Given task
Copy every line, leaving nothing out and adding nothing.

Data listing
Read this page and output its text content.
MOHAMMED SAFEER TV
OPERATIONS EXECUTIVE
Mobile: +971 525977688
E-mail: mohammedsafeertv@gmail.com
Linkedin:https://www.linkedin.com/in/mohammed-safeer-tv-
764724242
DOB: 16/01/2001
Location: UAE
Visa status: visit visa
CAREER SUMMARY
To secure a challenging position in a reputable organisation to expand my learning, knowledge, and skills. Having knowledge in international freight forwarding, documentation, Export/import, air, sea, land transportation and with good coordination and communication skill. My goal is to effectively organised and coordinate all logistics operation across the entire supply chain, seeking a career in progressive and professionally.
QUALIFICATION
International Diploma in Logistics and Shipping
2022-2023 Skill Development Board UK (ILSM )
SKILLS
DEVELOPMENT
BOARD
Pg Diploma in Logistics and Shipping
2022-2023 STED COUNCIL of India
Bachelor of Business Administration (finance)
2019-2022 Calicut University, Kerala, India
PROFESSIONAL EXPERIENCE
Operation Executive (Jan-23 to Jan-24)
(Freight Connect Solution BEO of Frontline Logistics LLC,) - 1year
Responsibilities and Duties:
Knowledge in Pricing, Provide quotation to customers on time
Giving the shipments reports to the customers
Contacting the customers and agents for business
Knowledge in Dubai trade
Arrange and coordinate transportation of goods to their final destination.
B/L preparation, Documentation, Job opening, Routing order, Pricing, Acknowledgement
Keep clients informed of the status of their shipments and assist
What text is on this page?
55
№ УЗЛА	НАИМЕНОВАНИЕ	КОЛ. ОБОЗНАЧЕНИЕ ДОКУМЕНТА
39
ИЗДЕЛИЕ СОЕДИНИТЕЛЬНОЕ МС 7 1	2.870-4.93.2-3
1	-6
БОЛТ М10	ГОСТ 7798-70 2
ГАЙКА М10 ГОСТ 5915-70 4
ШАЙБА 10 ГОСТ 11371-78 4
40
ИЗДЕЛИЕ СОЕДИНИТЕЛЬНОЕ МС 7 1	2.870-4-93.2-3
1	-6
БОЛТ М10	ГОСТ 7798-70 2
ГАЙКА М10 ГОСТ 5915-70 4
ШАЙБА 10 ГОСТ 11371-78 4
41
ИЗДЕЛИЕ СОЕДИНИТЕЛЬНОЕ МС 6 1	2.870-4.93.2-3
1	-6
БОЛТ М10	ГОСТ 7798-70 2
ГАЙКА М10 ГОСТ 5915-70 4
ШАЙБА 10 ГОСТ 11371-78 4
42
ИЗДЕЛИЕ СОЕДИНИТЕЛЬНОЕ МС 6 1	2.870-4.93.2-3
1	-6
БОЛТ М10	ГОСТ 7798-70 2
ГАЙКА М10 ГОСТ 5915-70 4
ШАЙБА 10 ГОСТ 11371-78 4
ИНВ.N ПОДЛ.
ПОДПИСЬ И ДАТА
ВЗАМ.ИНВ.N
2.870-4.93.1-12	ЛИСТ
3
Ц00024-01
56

Response to the task
Read this page and output its text content.
MOHAMMED SAFEER TV
OPERATIONS EXECUTIVE
Mobile: +971 525977688
E-mail: mohammedsafeertv@gmail.com
Linkedin:https://www.linkedin.com/in/mohammed-safeer-tv-
764724242
DOB: 16/01/2001
Location: UAE
Visa status: visit visa
CAREER SUMMARY
To secure a challenging position in a reputable organisation to expand my learning, knowledge, and skills. Having knowledge in international freight forwarding, documentation, Export/import, air, sea, land transportation and with good coordination and communication skill. My goal is to effectively organised and coordinate all logistics operation across the entire supply chain, seeking a career in progressive and professionally.
QUALIFICATION
International Diploma in Logistics and Shipping
2022-2023 Skill Development Board UK (ILSM )
SKILLS
DEVELOPMENT
BOARD
Pg Diploma in Logistics and Shipping
2022-2023 STED COUNCIL of India
Bachelor of Business Administration (finance)
2019-2022 Calicut University, Kerala, India
PROFESSIONAL EXPERIENCE
Operation Executive (Jan-23 to Jan-24)
(Freight Connect Solution BEO of Frontline Logistics LLC,) - 1year
Responsibilities and Duties:
Knowledge in Pricing, Provide quotation to customers on time
Giving the shipments reports to the customers
Contacting the customers and agents for business
Knowledge in Dubai trade
Arrange and coordinate transportation of goods to their final destination.
B/L preparation, Documentation, Job opening, Routing order, Pricing, Acknowledgement
Keep clients informed of the status of their shipments and assist
What text is on this page?
55
№ УЗЛА	НАИМЕНОВАНИЕ	КОЛ. ОБОЗНАЧЕНИЕ ДОКУМЕНТА
39
ИЗДЕЛИЕ СОЕДИНИТЕЛЬНОЕ МС 7 1	2.870-4.93.2-3
1	-6
БОЛТ М10	ГОСТ 7798-70 2
ГАЙКА М10 ГОСТ 5915-70 4
ШАЙБА 10 ГОСТ 11371-78 4
40
ИЗДЕЛИЕ СОЕДИНИТЕЛЬНОЕ МС 7 1	2.870-4-93.2-3
1	-6
БОЛТ М10	ГОСТ 7798-70 2
ГАЙКА М10 ГОСТ 5915-70 4
ШАЙБА 10 ГОСТ 11371-78 4
41
ИЗДЕЛИЕ СОЕДИНИТЕЛЬНОЕ МС 6 1	2.870-4.93.2-3
1	-6
БОЛТ М10	ГОСТ 7798-70 2
ГАЙКА М10 ГОСТ 5915-70 4
ШАЙБА 10 ГОСТ 11371-78 4
42
ИЗДЕЛИЕ СОЕДИНИТЕЛЬНОЕ МС 6 1	2.870-4.93.2-3
1	-6
БОЛТ М10	ГОСТ 7798-70 2
ГАЙКА М10 ГОСТ 5915-70 4
ШАЙБА 10 ГОСТ 11371-78 4
ИНВ.N ПОДЛ.
ПОДПИСЬ И ДАТА
ВЗАМ.ИНВ.N
2.870-4.93.1-12	ЛИСТ
3
Ц00024-01
56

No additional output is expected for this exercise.